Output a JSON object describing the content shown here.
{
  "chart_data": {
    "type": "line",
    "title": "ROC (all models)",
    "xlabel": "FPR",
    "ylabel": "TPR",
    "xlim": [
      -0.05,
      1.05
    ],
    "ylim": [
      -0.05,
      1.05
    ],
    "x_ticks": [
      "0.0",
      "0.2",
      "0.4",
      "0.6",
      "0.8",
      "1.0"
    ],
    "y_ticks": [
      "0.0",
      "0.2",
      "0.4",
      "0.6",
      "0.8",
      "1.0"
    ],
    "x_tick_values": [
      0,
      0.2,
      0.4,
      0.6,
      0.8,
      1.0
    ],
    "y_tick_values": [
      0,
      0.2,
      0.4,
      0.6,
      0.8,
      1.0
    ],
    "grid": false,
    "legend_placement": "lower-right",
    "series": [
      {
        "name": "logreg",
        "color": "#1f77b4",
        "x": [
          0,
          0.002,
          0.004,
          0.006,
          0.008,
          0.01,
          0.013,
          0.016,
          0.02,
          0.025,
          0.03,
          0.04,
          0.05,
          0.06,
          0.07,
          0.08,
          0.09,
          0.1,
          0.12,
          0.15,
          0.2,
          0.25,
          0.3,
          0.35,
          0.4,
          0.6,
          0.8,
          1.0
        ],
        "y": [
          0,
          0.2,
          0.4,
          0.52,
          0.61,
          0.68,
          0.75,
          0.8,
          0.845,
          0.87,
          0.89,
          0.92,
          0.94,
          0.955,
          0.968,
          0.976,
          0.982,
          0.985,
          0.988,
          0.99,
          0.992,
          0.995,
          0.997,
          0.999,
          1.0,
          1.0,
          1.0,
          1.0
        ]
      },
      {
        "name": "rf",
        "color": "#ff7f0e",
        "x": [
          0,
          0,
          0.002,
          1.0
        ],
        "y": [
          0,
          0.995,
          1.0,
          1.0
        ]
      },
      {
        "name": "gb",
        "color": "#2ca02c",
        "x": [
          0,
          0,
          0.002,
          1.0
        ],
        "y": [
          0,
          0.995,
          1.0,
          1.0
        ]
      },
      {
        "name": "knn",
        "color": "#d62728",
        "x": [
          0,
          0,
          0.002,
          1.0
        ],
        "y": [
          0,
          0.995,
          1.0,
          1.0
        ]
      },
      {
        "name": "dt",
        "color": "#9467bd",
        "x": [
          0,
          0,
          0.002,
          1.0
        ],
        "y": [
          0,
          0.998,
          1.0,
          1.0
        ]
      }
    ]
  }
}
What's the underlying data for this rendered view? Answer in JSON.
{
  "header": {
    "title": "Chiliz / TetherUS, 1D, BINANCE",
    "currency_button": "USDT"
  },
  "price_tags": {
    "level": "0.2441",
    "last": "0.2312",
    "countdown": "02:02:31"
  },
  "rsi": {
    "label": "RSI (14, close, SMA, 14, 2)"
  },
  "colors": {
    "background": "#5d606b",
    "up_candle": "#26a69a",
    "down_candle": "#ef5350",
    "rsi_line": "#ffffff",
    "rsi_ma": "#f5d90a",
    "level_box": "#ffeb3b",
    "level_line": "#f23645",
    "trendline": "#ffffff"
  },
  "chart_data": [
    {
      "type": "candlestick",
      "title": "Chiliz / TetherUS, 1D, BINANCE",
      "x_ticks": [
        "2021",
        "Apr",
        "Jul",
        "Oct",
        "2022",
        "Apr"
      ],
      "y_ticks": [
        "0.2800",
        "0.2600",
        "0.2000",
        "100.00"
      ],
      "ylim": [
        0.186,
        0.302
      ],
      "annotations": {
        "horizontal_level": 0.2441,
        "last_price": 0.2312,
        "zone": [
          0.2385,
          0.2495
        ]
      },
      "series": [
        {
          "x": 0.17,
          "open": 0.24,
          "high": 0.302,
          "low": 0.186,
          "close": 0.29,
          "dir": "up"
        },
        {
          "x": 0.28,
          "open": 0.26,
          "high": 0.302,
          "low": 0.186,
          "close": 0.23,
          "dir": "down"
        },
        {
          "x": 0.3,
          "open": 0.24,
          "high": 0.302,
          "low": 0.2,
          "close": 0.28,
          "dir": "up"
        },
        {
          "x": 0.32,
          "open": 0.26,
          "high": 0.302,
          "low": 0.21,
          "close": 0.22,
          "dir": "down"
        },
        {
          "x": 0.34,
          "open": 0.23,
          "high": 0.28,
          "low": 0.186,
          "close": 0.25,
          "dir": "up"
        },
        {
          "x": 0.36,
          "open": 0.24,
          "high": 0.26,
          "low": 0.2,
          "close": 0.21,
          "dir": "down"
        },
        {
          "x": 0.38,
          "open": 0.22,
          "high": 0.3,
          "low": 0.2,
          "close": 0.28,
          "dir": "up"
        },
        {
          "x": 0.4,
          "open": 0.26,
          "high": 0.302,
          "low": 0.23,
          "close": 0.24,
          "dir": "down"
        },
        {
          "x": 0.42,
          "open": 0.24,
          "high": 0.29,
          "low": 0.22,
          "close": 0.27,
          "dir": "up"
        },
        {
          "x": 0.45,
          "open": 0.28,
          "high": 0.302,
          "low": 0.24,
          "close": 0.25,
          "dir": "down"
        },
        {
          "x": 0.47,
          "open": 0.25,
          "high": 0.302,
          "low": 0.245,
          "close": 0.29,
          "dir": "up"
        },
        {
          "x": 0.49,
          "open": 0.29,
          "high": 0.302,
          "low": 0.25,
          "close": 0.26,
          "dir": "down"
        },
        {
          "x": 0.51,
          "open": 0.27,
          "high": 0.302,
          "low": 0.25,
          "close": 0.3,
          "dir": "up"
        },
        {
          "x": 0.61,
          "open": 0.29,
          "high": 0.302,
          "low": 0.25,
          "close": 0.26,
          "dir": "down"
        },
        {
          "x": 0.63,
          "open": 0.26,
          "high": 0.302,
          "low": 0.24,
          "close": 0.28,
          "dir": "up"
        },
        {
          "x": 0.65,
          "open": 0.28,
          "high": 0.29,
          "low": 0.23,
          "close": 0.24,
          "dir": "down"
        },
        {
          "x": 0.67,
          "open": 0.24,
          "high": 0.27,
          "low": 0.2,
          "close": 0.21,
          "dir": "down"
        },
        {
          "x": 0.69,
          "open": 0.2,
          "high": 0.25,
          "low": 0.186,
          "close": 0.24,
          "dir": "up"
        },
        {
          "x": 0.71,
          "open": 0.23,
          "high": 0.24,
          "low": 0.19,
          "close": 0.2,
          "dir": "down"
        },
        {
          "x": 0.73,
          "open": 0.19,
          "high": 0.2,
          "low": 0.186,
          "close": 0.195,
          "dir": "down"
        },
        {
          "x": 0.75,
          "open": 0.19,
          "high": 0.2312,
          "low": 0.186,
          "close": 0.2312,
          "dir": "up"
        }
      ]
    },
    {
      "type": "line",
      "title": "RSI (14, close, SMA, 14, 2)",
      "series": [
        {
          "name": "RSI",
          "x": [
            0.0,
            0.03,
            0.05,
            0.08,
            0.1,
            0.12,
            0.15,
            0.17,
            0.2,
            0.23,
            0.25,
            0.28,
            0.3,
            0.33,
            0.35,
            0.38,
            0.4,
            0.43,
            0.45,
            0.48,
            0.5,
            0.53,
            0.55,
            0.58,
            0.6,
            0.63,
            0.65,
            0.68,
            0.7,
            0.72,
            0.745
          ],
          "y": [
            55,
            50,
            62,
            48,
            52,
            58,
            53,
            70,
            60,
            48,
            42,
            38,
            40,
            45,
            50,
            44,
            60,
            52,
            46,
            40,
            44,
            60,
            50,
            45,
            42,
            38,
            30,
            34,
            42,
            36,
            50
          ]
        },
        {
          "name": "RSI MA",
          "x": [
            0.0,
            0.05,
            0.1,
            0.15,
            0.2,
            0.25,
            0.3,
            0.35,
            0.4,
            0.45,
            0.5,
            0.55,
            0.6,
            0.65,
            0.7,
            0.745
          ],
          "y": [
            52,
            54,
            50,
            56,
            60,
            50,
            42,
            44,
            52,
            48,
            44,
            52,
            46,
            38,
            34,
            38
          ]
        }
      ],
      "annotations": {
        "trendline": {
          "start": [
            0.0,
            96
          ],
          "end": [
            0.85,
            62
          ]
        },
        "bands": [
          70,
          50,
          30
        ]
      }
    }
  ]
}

■ TO DO ■
Collect each line of the entries that has the word "type", copying it in full.

■ FINAL ANSWER ■
    "type": "line",
      "type": "candlestick",
      "type": "line",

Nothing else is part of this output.